(Structured figure records)
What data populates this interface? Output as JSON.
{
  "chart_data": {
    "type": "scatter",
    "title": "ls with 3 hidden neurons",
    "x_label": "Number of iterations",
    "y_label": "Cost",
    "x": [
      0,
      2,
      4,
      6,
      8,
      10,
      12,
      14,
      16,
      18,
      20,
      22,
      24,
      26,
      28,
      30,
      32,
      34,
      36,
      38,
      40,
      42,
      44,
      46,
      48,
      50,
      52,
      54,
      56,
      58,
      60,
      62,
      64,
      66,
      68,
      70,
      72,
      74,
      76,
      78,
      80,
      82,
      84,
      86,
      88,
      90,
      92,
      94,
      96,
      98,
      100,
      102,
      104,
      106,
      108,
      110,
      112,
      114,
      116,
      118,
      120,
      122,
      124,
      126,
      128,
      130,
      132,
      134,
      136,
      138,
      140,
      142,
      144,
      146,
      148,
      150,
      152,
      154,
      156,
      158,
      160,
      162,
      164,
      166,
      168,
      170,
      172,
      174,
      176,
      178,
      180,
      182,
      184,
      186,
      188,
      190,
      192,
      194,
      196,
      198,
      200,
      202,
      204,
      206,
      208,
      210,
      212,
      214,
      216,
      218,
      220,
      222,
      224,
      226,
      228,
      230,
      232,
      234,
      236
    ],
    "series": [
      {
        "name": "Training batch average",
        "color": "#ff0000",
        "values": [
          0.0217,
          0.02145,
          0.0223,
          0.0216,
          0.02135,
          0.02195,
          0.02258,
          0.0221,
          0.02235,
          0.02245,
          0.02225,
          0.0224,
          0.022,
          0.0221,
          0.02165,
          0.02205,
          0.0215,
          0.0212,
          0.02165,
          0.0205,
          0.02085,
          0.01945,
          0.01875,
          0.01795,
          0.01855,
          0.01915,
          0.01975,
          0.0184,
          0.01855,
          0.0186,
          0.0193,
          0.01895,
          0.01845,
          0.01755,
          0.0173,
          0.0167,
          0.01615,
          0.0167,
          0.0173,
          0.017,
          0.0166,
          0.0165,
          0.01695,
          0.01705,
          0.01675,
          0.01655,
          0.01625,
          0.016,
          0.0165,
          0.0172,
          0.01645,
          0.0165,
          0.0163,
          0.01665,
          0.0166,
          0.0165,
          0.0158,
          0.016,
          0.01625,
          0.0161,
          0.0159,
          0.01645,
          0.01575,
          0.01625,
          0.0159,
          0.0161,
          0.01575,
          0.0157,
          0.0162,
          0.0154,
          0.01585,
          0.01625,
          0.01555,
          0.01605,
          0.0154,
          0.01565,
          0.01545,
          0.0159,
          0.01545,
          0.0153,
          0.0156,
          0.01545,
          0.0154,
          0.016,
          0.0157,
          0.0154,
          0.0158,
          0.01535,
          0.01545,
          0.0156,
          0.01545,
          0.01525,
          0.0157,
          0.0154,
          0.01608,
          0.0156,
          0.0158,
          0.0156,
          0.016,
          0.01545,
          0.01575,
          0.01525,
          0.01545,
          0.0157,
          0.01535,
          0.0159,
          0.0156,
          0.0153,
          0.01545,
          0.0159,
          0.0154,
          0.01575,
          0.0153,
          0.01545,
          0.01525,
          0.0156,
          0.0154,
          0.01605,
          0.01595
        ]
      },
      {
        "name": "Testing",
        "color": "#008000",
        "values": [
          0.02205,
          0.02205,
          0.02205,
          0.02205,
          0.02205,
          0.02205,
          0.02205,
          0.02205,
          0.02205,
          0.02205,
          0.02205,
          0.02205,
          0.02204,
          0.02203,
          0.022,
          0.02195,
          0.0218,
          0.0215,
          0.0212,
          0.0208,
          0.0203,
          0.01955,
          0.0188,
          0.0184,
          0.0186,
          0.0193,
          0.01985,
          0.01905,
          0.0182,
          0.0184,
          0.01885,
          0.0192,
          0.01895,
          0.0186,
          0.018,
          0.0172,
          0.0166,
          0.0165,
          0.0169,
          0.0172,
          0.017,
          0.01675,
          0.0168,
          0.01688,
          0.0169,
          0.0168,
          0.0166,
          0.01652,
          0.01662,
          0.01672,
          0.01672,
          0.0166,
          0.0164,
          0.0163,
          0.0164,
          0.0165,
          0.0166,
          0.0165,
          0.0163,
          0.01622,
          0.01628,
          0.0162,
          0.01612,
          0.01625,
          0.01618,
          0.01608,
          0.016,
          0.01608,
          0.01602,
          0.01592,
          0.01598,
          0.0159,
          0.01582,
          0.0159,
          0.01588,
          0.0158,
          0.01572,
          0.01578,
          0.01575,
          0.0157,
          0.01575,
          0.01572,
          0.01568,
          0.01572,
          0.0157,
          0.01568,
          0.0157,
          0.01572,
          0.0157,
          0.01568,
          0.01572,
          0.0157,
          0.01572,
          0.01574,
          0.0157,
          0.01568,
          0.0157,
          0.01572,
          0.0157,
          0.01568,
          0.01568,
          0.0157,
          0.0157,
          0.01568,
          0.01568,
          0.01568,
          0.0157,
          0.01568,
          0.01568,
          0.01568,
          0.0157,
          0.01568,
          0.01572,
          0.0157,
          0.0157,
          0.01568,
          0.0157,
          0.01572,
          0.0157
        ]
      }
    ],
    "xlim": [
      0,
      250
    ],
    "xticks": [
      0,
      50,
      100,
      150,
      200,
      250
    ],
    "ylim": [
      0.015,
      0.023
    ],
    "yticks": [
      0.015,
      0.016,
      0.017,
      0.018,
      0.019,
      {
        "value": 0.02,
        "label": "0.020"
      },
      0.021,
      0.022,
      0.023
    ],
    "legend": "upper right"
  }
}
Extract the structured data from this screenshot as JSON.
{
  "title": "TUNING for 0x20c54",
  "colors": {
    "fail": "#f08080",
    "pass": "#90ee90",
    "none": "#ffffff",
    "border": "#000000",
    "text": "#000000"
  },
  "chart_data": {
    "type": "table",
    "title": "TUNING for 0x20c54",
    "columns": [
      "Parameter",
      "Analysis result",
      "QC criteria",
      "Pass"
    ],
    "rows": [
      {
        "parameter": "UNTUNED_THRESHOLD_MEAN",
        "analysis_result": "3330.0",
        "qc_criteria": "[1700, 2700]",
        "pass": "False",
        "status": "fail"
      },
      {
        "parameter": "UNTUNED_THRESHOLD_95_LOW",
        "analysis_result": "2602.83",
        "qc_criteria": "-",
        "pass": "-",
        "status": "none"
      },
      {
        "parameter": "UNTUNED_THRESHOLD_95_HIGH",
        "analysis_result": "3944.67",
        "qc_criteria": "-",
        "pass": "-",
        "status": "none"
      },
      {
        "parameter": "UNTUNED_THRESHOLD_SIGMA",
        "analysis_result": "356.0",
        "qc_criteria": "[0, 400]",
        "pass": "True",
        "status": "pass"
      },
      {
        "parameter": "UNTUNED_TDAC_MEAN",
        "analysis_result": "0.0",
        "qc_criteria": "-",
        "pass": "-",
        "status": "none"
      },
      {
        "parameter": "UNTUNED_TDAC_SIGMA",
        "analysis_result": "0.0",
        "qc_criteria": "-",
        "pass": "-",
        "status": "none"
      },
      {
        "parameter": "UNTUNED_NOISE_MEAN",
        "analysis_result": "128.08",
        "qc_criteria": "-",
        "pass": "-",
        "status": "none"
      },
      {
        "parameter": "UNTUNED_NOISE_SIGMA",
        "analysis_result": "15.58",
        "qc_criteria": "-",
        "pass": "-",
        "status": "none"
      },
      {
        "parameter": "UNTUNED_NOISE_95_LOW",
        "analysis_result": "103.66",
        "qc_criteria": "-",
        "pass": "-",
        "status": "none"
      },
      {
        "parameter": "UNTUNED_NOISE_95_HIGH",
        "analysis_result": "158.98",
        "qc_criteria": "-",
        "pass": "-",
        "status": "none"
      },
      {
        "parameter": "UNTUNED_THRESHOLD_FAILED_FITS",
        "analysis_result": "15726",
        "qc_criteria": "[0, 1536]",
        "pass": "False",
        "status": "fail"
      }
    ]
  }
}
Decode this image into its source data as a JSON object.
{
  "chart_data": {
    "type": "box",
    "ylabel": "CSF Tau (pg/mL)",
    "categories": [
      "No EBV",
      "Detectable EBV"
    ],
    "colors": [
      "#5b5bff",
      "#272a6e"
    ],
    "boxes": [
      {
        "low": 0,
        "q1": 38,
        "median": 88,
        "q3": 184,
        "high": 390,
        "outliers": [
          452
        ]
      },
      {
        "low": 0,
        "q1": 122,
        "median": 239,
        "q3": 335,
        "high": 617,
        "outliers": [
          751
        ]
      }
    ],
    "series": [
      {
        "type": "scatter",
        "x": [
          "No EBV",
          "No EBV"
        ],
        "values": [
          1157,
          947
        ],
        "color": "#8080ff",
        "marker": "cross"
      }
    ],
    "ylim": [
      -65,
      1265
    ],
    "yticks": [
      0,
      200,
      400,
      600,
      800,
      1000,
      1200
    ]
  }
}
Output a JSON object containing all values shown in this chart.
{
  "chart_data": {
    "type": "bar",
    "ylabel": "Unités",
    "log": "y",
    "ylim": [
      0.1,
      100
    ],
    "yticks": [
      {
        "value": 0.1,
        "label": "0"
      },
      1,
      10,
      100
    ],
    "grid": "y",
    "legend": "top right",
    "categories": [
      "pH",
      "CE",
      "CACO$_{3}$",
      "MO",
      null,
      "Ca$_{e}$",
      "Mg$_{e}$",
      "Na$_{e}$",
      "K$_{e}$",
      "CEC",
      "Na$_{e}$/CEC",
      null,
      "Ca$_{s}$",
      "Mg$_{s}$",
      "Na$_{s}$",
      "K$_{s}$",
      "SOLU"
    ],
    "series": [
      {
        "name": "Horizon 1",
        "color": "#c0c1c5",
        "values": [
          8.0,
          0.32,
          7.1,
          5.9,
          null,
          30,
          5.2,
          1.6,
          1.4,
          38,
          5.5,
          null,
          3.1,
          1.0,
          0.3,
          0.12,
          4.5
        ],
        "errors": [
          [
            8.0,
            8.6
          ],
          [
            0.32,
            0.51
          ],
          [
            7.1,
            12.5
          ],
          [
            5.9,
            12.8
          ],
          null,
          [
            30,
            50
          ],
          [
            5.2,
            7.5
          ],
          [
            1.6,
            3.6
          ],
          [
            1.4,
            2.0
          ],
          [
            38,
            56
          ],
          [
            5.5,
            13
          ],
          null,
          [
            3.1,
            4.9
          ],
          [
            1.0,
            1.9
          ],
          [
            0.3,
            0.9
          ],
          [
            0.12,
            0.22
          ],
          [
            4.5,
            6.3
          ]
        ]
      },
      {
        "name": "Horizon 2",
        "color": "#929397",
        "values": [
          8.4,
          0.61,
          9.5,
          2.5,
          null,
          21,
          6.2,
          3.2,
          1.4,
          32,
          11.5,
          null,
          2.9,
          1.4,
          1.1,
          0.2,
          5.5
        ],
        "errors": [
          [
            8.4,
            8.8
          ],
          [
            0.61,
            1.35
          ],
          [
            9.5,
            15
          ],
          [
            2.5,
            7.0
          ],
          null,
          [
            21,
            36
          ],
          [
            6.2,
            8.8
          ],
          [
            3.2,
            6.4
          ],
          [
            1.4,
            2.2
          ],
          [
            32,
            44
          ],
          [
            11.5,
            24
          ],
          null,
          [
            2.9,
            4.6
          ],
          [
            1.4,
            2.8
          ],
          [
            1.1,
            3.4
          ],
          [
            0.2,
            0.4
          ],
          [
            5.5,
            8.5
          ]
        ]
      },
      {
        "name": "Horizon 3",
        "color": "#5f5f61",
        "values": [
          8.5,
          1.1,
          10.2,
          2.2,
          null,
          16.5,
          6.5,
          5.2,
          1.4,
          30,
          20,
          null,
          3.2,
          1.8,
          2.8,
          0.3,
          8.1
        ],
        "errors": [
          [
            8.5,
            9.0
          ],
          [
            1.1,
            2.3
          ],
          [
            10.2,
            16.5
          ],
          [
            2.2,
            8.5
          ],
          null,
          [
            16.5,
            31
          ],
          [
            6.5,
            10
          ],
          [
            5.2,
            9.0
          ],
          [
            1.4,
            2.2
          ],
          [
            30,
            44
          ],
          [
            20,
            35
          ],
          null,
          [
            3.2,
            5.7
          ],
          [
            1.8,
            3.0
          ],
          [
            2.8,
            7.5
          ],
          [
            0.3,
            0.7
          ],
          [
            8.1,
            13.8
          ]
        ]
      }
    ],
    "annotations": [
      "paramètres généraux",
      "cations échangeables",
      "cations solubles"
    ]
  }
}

- Objective -
Collect each line above holding the string "title".

- Solved problem -
    "title": "ls with 3 hidden neurons",
  "title": "TUNING for 0x20c54",
    "title": "TUNING for 0x20c54",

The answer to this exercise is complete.